══ RECORDS PROVIDED ══

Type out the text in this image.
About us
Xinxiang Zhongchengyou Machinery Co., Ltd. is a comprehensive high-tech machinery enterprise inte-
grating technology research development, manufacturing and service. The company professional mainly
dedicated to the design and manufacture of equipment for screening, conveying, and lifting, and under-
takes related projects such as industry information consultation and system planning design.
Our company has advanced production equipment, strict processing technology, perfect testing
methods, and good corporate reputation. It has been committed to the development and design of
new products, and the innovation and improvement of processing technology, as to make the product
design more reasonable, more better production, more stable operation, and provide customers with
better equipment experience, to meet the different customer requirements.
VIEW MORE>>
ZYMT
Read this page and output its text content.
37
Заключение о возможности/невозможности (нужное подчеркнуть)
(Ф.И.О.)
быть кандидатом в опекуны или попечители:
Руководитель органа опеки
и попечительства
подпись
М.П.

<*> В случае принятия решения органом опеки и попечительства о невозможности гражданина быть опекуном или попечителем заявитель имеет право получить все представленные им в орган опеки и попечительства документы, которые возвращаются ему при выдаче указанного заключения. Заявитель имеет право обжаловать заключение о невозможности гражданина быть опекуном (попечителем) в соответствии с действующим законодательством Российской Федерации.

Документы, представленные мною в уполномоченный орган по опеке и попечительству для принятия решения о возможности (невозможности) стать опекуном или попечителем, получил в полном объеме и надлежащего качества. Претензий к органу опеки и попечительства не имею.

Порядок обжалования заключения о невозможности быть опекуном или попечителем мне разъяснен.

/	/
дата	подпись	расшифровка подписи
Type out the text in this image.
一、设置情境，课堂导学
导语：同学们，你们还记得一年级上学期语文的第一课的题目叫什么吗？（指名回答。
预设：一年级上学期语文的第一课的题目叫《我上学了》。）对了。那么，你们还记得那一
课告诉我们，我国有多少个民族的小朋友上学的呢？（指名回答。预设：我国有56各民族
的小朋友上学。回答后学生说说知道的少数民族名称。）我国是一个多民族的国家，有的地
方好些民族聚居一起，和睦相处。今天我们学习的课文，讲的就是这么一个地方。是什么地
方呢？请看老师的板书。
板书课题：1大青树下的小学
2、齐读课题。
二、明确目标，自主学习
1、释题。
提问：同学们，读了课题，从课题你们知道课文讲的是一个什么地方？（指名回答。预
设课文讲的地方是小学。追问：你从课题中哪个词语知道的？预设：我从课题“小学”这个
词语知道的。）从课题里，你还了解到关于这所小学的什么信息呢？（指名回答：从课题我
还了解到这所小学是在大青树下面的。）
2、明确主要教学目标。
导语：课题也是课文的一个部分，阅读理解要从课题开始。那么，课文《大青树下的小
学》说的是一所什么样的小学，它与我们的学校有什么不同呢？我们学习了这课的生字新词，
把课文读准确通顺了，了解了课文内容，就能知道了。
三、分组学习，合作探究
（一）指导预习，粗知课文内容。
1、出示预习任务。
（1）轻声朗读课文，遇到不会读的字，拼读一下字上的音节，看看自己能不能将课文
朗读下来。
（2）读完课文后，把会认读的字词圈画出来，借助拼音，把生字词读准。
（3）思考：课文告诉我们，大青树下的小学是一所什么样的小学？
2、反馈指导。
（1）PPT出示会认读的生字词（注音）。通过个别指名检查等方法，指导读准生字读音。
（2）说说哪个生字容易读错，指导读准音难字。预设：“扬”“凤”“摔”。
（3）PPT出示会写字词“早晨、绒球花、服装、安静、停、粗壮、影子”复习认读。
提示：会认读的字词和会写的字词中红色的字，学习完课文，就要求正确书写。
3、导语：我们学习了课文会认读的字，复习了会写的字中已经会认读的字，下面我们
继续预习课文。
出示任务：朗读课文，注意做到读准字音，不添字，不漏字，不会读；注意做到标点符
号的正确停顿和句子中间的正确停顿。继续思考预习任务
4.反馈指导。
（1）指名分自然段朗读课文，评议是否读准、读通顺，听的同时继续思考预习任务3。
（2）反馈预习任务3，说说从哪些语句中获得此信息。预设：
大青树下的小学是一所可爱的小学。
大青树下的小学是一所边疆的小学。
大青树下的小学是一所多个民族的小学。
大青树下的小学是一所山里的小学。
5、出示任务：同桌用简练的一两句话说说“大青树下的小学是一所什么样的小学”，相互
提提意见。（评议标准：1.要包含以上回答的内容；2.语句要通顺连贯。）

═══

- [YOUR TASK]: Copy every line of the material, please, keeping it exactly the same.

- [SOLUTION FOR THIS TASK]:
Type out the text in this image.
About us
Xinxiang Zhongchengyou Machinery Co., Ltd. is a comprehensive high-tech machinery enterprise inte-
grating technology research development, manufacturing and service. The company professional mainly
dedicated to the design and manufacture of equipment for screening, conveying, and lifting, and under-
takes related projects such as industry information consultation and system planning design.
Our company has advanced production equipment, strict processing technology, perfect testing
methods, and good corporate reputation. It has been committed to the development and design of
new products, and the innovation and improvement of processing technology, as to make the product
design more reasonable, more better production, more stable operation, and provide customers with
better equipment experience, to meet the different customer requirements.
VIEW MORE>>
ZYMT
Read this page and output its text content.
37
Заключение о возможности/невозможности (нужное подчеркнуть)
(Ф.И.О.)
быть кандидатом в опекуны или попечители:
Руководитель органа опеки
и попечительства
подпись
М.П.

<*> В случае принятия решения органом опеки и попечительства о невозможности гражданина быть опекуном или попечителем заявитель имеет право получить все представленные им в орган опеки и попечительства документы, которые возвращаются ему при выдаче указанного заключения. Заявитель имеет право обжаловать заключение о невозможности гражданина быть опекуном (попечителем) в соответствии с действующим законодательством Российской Федерации.

Документы, представленные мною в уполномоченный орган по опеке и попечительству для принятия решения о возможности (невозможности) стать опекуном или попечителем, получил в полном объеме и надлежащего качества. Претензий к органу опеки и попечительства не имею.

Порядок обжалования заключения о невозможности быть опекуном или попечителем мне разъяснен.

/	/
дата	подпись	расшифровка подписи
Type out the text in this image.
一、设置情境，课堂导学
导语：同学们，你们还记得一年级上学期语文的第一课的题目叫什么吗？（指名回答。
预设：一年级上学期语文的第一课的题目叫《我上学了》。）对了。那么，你们还记得那一
课告诉我们，我国有多少个民族的小朋友上学的呢？（指名回答。预设：我国有56各民族
的小朋友上学。回答后学生说说知道的少数民族名称。）我国是一个多民族的国家，有的地
方好些民族聚居一起，和睦相处。今天我们学习的课文，讲的就是这么一个地方。是什么地
方呢？请看老师的板书。
板书课题：1大青树下的小学
2、齐读课题。
二、明确目标，自主学习
1、释题。
提问：同学们，读了课题，从课题你们知道课文讲的是一个什么地方？（指名回答。预
设课文讲的地方是小学。追问：你从课题中哪个词语知道的？预设：我从课题“小学”这个
词语知道的。）从课题里，你还了解到关于这所小学的什么信息呢？（指名回答：从课题我
还了解到这所小学是在大青树下面的。）
2、明确主要教学目标。
导语：课题也是课文的一个部分，阅读理解要从课题开始。那么，课文《大青树下的小
学》说的是一所什么样的小学，它与我们的学校有什么不同呢？我们学习了这课的生字新词，
把课文读准确通顺了，了解了课文内容，就能知道了。
三、分组学习，合作探究
（一）指导预习，粗知课文内容。
1、出示预习任务。
（1）轻声朗读课文，遇到不会读的字，拼读一下字上的音节，看看自己能不能将课文
朗读下来。
（2）读完课文后，把会认读的字词圈画出来，借助拼音，把生字词读准。
（3）思考：课文告诉我们，大青树下的小学是一所什么样的小学？
2、反馈指导。
（1）PPT出示会认读的生字词（注音）。通过个别指名检查等方法，指导读准生字读音。
（2）说说哪个生字容易读错，指导读准音难字。预设：“扬”“凤”“摔”。
（3）PPT出示会写字词“早晨、绒球花、服装、安静、停、粗壮、影子”复习认读。
提示：会认读的字词和会写的字词中红色的字，学习完课文，就要求正确书写。
3、导语：我们学习了课文会认读的字，复习了会写的字中已经会认读的字，下面我们
继续预习课文。
出示任务：朗读课文，注意做到读准字音，不添字，不漏字，不会读；注意做到标点符
号的正确停顿和句子中间的正确停顿。继续思考预习任务
4.反馈指导。
（1）指名分自然段朗读课文，评议是否读准、读通顺，听的同时继续思考预习任务3。
（2）反馈预习任务3，说说从哪些语句中获得此信息。预设：
大青树下的小学是一所可爱的小学。
大青树下的小学是一所边疆的小学。
大青树下的小学是一所多个民族的小学。
大青树下的小学是一所山里的小学。
5、出示任务：同桌用简练的一两句话说说“大青树下的小学是一所什么样的小学”，相互
提提意见。（评议标准：1.要包含以上回答的内容；2.语句要通顺连贯。）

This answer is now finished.